### GOAL OF THE EXERCISE
Below are the records; copy each line in them that holds the word "моряков".

━━━━━━━━

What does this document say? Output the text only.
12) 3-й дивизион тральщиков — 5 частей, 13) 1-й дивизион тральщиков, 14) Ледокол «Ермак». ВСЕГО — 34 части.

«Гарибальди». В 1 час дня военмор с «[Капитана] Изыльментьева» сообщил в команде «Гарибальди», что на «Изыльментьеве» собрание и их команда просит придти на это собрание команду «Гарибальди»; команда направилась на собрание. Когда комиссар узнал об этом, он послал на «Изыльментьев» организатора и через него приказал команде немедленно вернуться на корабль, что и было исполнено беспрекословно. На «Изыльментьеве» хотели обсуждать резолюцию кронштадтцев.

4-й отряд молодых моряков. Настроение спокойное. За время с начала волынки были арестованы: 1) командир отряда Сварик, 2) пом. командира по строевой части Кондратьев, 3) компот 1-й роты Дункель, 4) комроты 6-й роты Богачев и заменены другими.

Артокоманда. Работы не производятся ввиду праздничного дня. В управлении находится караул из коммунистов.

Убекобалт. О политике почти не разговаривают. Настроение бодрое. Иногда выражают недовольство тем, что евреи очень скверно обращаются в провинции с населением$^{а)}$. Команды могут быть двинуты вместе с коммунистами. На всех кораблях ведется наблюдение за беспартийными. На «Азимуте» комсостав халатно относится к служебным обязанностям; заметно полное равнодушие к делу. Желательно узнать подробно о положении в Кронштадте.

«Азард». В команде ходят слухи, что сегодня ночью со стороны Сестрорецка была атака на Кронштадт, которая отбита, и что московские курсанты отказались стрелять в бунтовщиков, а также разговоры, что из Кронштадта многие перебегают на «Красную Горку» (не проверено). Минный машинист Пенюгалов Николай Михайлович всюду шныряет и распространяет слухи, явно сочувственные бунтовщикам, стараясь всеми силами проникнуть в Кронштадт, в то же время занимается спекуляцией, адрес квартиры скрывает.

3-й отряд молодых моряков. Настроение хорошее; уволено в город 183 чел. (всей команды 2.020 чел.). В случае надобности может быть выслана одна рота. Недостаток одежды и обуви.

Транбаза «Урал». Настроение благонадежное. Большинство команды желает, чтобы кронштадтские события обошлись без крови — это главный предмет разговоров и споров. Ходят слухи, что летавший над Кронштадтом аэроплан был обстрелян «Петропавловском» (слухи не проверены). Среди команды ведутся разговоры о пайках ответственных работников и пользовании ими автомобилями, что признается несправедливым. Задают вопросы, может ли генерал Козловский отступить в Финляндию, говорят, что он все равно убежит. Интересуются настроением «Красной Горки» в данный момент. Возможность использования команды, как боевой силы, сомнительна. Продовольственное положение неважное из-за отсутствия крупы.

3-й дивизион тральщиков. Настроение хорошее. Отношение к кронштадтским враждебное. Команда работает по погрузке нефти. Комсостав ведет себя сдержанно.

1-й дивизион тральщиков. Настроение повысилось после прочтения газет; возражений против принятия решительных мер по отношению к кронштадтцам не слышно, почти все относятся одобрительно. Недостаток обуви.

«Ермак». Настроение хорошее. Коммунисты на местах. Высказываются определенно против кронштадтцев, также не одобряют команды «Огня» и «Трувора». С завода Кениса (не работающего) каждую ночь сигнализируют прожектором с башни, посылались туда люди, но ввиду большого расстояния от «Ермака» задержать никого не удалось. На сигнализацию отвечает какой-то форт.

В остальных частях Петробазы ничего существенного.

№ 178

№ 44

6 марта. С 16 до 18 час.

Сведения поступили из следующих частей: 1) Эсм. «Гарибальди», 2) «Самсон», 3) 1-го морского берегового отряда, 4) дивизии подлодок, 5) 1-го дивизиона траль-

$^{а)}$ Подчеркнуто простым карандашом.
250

━━━━━━━━

### EXERCISE SOLUTION
4-й отряд молодых моряков. Настроение спокойное. За время с начала волынки были арестованы: 1) командир отряда Сварик, 2) пом. командира по строевой части Кондратьев, 3) компот 1-й роты Дункель, 4) комроты 6-й роты Богачев и заменены другими.
3-й отряд молодых моряков. Настроение хорошее; уволено в город 183 чел. (всей команды 2.020 чел.). В случае надобности может быть выслана одна рота. Недостаток одежды и обуви.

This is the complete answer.